Problem to work on:
Count how many lines have the word "JSON" in them. Reply with that number by itself.

┏━━

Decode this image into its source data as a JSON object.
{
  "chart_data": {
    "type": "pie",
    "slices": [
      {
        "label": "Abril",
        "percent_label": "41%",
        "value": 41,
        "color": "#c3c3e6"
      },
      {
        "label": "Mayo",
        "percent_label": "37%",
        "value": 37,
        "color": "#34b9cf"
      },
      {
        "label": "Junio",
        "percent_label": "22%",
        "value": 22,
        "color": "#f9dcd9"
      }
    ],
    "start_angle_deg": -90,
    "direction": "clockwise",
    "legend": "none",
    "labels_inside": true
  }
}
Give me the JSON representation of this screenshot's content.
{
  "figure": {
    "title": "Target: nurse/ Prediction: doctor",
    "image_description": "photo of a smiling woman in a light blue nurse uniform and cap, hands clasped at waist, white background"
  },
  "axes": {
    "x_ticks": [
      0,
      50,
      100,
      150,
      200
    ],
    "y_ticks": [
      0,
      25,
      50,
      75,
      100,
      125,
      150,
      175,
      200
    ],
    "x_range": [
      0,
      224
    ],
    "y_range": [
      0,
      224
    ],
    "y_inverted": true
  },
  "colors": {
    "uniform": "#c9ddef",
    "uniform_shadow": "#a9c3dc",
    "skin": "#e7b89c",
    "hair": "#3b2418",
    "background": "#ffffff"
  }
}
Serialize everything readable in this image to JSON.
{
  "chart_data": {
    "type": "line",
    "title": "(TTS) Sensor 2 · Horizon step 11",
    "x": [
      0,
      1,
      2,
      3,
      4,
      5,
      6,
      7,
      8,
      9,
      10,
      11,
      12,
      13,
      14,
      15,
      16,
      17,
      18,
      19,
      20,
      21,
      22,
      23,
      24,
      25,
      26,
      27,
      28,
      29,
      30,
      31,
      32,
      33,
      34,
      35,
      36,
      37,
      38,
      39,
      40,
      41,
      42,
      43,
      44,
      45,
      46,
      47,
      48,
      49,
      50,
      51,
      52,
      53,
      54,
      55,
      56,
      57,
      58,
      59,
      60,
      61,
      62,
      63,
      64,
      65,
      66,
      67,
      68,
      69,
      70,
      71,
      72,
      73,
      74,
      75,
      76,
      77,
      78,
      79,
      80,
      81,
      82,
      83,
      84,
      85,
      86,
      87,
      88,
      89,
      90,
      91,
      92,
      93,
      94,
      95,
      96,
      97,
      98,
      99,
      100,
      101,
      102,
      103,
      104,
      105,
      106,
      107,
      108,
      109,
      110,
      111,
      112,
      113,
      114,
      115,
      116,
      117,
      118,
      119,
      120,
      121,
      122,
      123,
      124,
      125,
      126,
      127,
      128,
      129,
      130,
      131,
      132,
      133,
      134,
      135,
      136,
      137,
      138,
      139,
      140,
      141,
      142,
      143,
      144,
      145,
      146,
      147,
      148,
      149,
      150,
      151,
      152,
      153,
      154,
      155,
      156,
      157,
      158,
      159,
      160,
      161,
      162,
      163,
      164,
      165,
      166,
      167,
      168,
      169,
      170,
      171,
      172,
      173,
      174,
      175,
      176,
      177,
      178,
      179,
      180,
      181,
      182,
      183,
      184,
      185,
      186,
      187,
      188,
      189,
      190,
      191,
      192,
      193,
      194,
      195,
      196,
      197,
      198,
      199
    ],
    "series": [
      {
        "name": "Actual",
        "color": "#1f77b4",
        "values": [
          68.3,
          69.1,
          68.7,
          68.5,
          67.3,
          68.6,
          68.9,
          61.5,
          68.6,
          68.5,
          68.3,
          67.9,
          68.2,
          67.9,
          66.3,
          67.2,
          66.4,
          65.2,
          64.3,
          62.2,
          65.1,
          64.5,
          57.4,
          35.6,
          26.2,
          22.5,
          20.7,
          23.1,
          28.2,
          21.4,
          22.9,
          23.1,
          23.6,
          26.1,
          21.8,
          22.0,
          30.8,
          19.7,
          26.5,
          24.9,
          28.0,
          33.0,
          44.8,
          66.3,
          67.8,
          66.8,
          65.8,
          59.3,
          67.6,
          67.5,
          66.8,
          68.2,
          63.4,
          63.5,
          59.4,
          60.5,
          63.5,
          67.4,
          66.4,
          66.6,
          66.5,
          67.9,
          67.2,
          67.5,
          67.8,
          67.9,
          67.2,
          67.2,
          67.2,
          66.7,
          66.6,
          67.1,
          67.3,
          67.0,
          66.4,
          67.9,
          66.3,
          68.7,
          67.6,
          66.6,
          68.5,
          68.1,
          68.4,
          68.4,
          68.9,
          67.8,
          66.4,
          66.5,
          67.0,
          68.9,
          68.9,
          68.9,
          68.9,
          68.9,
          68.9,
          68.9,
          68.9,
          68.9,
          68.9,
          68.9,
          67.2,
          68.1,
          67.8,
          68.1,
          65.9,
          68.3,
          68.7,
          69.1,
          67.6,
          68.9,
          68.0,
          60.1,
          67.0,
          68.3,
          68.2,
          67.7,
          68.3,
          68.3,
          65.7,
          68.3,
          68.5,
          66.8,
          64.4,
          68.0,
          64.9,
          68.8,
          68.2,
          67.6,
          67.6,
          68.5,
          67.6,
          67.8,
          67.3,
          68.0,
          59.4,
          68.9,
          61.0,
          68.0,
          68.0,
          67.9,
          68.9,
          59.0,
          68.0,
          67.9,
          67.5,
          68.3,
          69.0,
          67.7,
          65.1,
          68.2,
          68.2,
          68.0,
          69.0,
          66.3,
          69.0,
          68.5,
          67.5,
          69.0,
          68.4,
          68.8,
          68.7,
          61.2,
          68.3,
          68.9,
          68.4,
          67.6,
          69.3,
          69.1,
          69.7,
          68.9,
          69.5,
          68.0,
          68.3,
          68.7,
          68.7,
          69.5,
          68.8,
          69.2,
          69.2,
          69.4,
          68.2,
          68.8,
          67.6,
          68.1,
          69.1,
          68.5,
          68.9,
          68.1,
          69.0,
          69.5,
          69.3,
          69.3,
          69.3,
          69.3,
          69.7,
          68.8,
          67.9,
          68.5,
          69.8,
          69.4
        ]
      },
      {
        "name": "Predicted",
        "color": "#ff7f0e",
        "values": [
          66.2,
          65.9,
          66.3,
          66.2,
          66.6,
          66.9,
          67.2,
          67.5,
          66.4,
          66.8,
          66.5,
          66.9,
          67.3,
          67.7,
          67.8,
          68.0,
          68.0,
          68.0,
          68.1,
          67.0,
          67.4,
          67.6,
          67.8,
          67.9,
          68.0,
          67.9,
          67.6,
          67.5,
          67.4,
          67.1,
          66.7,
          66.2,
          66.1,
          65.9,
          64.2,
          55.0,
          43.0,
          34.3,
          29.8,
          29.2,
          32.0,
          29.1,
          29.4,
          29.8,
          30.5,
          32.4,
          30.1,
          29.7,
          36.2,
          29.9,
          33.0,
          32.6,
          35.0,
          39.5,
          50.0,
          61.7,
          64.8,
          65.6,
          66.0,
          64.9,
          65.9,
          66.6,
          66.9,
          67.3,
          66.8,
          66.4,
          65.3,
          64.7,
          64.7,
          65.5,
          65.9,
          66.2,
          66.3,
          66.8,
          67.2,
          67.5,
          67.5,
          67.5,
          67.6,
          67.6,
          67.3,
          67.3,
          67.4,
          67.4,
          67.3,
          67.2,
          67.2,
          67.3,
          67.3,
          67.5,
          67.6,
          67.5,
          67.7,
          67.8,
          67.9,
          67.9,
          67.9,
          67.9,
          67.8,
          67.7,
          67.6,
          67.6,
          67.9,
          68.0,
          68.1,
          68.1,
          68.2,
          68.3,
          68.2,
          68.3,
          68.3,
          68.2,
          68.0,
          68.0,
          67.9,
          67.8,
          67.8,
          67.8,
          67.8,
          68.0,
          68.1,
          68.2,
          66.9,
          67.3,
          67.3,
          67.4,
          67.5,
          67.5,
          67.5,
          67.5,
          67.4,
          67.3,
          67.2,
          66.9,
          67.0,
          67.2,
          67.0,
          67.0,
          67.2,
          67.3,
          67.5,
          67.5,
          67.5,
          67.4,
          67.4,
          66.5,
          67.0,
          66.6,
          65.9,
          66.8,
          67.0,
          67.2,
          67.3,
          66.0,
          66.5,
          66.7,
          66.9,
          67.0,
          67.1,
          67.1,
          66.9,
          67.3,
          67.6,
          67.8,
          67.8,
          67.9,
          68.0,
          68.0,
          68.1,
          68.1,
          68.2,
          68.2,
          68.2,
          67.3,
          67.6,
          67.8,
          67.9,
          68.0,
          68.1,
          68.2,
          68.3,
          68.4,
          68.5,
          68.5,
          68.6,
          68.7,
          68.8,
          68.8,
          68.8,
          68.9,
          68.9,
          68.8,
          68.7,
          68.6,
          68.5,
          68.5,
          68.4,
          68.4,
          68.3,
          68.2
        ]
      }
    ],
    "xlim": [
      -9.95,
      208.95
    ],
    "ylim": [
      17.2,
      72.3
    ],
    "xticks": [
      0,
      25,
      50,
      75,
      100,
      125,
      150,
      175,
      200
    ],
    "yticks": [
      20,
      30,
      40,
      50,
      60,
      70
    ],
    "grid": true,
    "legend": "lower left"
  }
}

┗━━

Result:
3